-- START --
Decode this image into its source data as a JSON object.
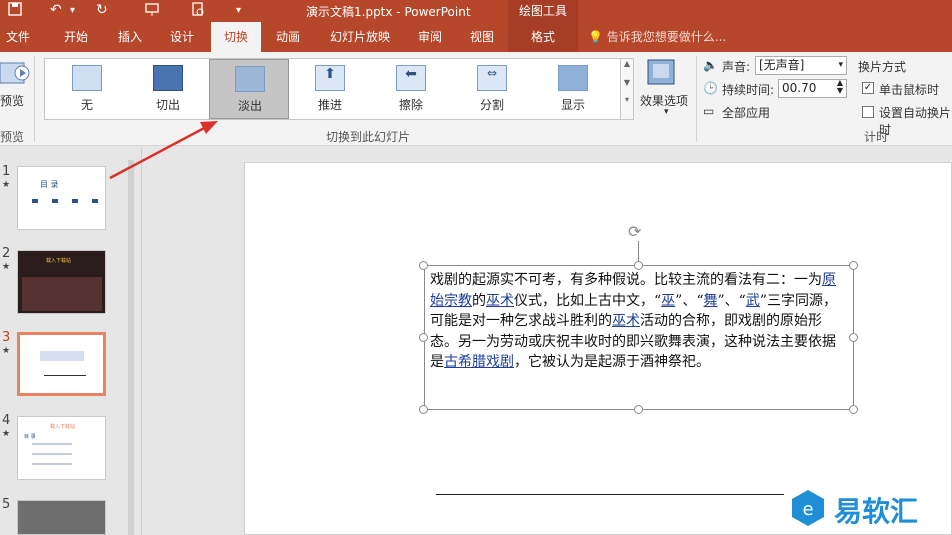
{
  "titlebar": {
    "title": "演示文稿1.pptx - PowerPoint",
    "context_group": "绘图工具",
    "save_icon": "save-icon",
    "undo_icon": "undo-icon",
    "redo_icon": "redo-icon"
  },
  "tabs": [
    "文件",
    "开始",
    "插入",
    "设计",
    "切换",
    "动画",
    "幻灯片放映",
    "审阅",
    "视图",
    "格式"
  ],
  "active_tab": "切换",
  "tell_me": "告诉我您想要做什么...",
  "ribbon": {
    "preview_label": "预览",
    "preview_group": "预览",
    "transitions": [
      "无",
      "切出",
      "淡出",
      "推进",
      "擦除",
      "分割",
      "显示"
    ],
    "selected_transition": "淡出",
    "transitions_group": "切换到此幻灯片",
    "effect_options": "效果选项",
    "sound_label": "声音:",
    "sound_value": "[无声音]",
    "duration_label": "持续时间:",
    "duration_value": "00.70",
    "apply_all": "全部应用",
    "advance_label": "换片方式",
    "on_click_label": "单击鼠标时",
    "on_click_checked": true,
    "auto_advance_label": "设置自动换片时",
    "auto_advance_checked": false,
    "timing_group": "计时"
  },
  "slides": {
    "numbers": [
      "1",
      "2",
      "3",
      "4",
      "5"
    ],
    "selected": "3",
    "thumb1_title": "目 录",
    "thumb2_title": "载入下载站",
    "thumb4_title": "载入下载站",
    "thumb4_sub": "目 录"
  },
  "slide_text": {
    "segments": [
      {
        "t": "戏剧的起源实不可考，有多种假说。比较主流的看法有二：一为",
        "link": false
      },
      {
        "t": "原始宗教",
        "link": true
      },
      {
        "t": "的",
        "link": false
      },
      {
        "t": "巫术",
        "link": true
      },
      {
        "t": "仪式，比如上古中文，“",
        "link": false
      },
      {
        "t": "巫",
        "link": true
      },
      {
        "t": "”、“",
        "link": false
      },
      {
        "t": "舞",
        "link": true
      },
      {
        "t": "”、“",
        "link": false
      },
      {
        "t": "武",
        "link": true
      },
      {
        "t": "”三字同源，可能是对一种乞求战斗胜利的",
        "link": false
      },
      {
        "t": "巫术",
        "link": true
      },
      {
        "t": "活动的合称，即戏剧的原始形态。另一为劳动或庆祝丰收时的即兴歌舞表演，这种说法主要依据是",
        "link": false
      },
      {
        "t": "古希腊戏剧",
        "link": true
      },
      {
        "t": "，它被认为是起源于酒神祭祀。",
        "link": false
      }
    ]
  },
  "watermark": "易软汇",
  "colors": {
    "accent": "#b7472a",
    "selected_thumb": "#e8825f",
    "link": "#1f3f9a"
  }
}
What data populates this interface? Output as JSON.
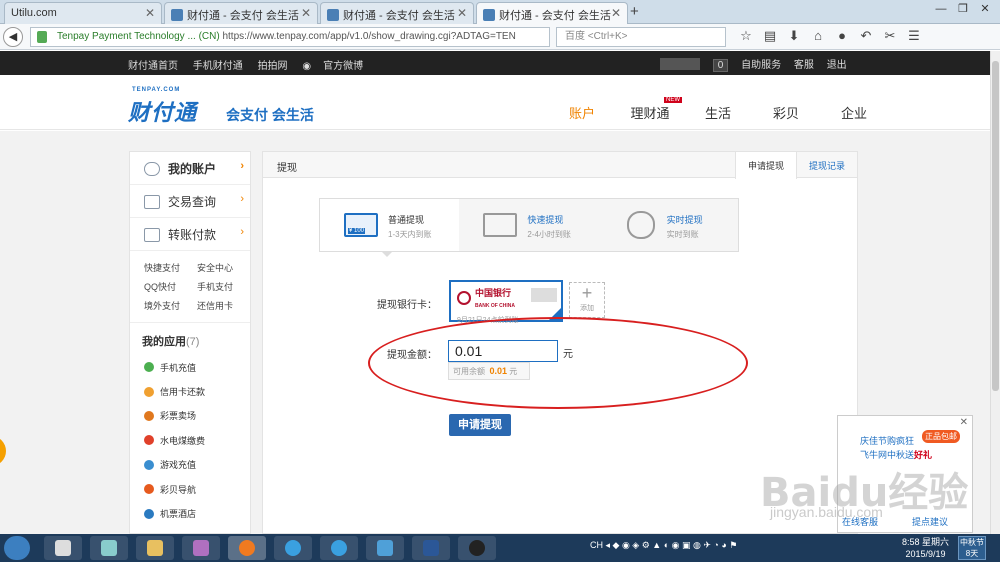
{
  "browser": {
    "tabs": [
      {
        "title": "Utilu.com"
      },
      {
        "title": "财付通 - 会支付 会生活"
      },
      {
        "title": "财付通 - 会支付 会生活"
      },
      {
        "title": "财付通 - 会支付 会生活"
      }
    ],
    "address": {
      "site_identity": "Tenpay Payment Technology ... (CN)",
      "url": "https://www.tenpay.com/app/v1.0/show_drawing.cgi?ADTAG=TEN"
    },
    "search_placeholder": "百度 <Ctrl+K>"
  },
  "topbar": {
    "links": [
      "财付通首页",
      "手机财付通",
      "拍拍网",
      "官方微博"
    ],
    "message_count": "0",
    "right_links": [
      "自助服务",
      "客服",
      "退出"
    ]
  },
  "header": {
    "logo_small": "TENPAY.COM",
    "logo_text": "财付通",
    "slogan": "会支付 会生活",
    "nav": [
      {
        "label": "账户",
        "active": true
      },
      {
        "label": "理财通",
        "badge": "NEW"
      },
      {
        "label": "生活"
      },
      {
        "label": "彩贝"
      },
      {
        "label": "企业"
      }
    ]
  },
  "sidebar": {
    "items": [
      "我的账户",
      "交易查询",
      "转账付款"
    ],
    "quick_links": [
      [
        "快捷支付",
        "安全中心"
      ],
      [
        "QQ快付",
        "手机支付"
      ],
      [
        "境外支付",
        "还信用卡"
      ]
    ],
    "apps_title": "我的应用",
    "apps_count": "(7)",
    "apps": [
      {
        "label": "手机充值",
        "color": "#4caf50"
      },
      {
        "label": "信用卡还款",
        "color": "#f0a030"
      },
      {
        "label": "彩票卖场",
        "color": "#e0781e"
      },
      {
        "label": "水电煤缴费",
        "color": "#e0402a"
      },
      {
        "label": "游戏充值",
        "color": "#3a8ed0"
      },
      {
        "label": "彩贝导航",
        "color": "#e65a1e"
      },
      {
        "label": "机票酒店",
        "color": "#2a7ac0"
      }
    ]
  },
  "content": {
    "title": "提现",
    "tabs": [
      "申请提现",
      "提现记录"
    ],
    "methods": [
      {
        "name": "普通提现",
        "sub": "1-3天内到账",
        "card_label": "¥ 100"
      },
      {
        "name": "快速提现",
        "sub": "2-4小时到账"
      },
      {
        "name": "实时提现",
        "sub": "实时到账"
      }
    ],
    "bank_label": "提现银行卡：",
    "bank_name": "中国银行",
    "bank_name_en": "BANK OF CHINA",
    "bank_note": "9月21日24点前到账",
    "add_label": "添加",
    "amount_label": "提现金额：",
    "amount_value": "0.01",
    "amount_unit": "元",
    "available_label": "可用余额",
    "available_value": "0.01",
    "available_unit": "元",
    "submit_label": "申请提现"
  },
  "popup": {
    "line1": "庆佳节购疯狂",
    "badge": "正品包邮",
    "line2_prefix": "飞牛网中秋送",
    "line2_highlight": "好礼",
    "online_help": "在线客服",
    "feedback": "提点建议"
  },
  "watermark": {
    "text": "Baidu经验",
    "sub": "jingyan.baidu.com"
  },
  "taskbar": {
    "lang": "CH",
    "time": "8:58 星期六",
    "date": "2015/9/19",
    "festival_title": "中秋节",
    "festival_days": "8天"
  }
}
-- END --
### What is needed
The records above must be transcribed exactly. Pictures are left out of the copy.

### Response below
Decode this image into its source data as a JSON object.
{
  "titlebar": {
    "title": "演示文稿1.pptx - PowerPoint",
    "context_group": "绘图工具",
    "save_icon": "save-icon",
    "undo_icon": "undo-icon",
    "redo_icon": "redo-icon"
  },
  "tabs": [
    "文件",
    "开始",
    "插入",
    "设计",
    "切换",
    "动画",
    "幻灯片放映",
    "审阅",
    "视图",
    "格式"
  ],
  "active_tab": "切换",
  "tell_me": "告诉我您想要做什么...",
  "ribbon": {
    "preview_label": "预览",
    "preview_group": "预览",
    "transitions": [
      "无",
      "切出",
      "淡出",
      "推进",
      "擦除",
      "分割",
      "显示"
    ],
    "selected_transition": "淡出",
    "transitions_group": "切换到此幻灯片",
    "effect_options": "效果选项",
    "sound_label": "声音:",
    "sound_value": "[无声音]",
    "duration_label": "持续时间:",
    "duration_value": "00.70",
    "apply_all": "全部应用",
    "advance_label": "换片方式",
    "on_click_label": "单击鼠标时",
    "on_click_checked": true,
    "auto_advance_label": "设置自动换片时",
    "auto_advance_checked": false,
    "timing_group": "计时"
  },
  "slides": {
    "numbers": [
      "1",
      "2",
      "3",
      "4",
      "5"
    ],
    "selected": "3",
    "thumb1_title": "目 录",
    "thumb2_title": "载入下载站",
    "thumb4_title": "载入下载站",
    "thumb4_sub": "目 录"
  },
  "slide_text": {
    "segments": [
      {
        "t": "戏剧的起源实不可考，有多种假说。比较主流的看法有二：一为",
        "link": false
      },
      {
        "t": "原始宗教",
        "link": true
      },
      {
        "t": "的",
        "link": false
      },
      {
        "t": "巫术",
        "link": true
      },
      {
        "t": "仪式，比如上古中文，“",
        "link": false
      },
      {
        "t": "巫",
        "link": true
      },
      {
        "t": "”、“",
        "link": false
      },
      {
        "t": "舞",
        "link": true
      },
      {
        "t": "”、“",
        "link": false
      },
      {
        "t": "武",
        "link": true
      },
      {
        "t": "”三字同源，可能是对一种乞求战斗胜利的",
        "link": false
      },
      {
        "t": "巫术",
        "link": true
      },
      {
        "t": "活动的合称，即戏剧的原始形态。另一为劳动或庆祝丰收时的即兴歌舞表演，这种说法主要依据是",
        "link": false
      },
      {
        "t": "古希腊戏剧",
        "link": true
      },
      {
        "t": "，它被认为是起源于酒神祭祀。",
        "link": false
      }
    ]
  },
  "watermark": "易软汇",
  "colors": {
    "accent": "#b7472a",
    "selected_thumb": "#e8825f",
    "link": "#1f3f9a"
  }
}
What data populates this interface? Output as JSON.
{
  "browser": {
    "tabs": [
      {
        "title": "Utilu.com"
      },
      {
        "title": "财付通 - 会支付 会生活"
      },
      {
        "title": "财付通 - 会支付 会生活"
      },
      {
        "title": "财付通 - 会支付 会生活"
      }
    ],
    "address": {
      "site_identity": "Tenpay Payment Technology ... (CN)",
      "url": "https://www.tenpay.com/app/v1.0/show_drawing.cgi?ADTAG=TEN"
    },
    "search_placeholder": "百度 <Ctrl+K>"
  },
  "topbar": {
    "links": [
      "财付通首页",
      "手机财付通",
      "拍拍网",
      "官方微博"
    ],
    "message_count": "0",
    "right_links": [
      "自助服务",
      "客服",
      "退出"
    ]
  },
  "header": {
    "logo_small": "TENPAY.COM",
    "logo_text": "财付通",
    "slogan": "会支付 会生活",
    "nav": [
      {
        "label": "账户",
        "active": true
      },
      {
        "label": "理财通",
        "badge": "NEW"
      },
      {
        "label": "生活"
      },
      {
        "label": "彩贝"
      },
      {
        "label": "企业"
      }
    ]
  },
  "sidebar": {
    "items": [
      "我的账户",
      "交易查询",
      "转账付款"
    ],
    "quick_links": [
      [
        "快捷支付",
        "安全中心"
      ],
      [
        "QQ快付",
        "手机支付"
      ],
      [
        "境外支付",
        "还信用卡"
      ]
    ],
    "apps_title": "我的应用",
    "apps_count": "(7)",
    "apps": [
      {
        "label": "手机充值",
        "color": "#4caf50"
      },
      {
        "label": "信用卡还款",
        "color": "#f0a030"
      },
      {
        "label": "彩票卖场",
        "color": "#e0781e"
      },
      {
        "label": "水电煤缴费",
        "color": "#e0402a"
      },
      {
        "label": "游戏充值",
        "color": "#3a8ed0"
      },
      {
        "label": "彩贝导航",
        "color": "#e65a1e"
      },
      {
        "label": "机票酒店",
        "color": "#2a7ac0"
      }
    ]
  },
  "content": {
    "title": "提现",
    "tabs": [
      "申请提现",
      "提现记录"
    ],
    "methods": [
      {
        "name": "普通提现",
        "sub": "1-3天内到账",
        "card_label": "¥ 100"
      },
      {
        "name": "快速提现",
        "sub": "2-4小时到账"
      },
      {
        "name": "实时提现",
        "sub": "实时到账"
      }
    ],
    "bank_label": "提现银行卡：",
    "bank_name": "中国银行",
    "bank_name_en": "BANK OF CHINA",
    "bank_note": "9月21日24点前到账",
    "add_label": "添加",
    "amount_label": "提现金额：",
    "amount_value": "0.01",
    "amount_unit": "元",
    "available_label": "可用余额",
    "available_value": "0.01",
    "available_unit": "元",
    "submit_label": "申请提现"
  },
  "popup": {
    "line1": "庆佳节购疯狂",
    "badge": "正品包邮",
    "line2_prefix": "飞牛网中秋送",
    "line2_highlight": "好礼",
    "online_help": "在线客服",
    "feedback": "提点建议"
  },
  "watermark": {
    "text": "Baidu经验",
    "sub": "jingyan.baidu.com"
  },
  "taskbar": {
    "lang": "CH",
    "time": "8:58 星期六",
    "date": "2015/9/19",
    "festival_title": "中秋节",
    "festival_days": "8天"
  }
}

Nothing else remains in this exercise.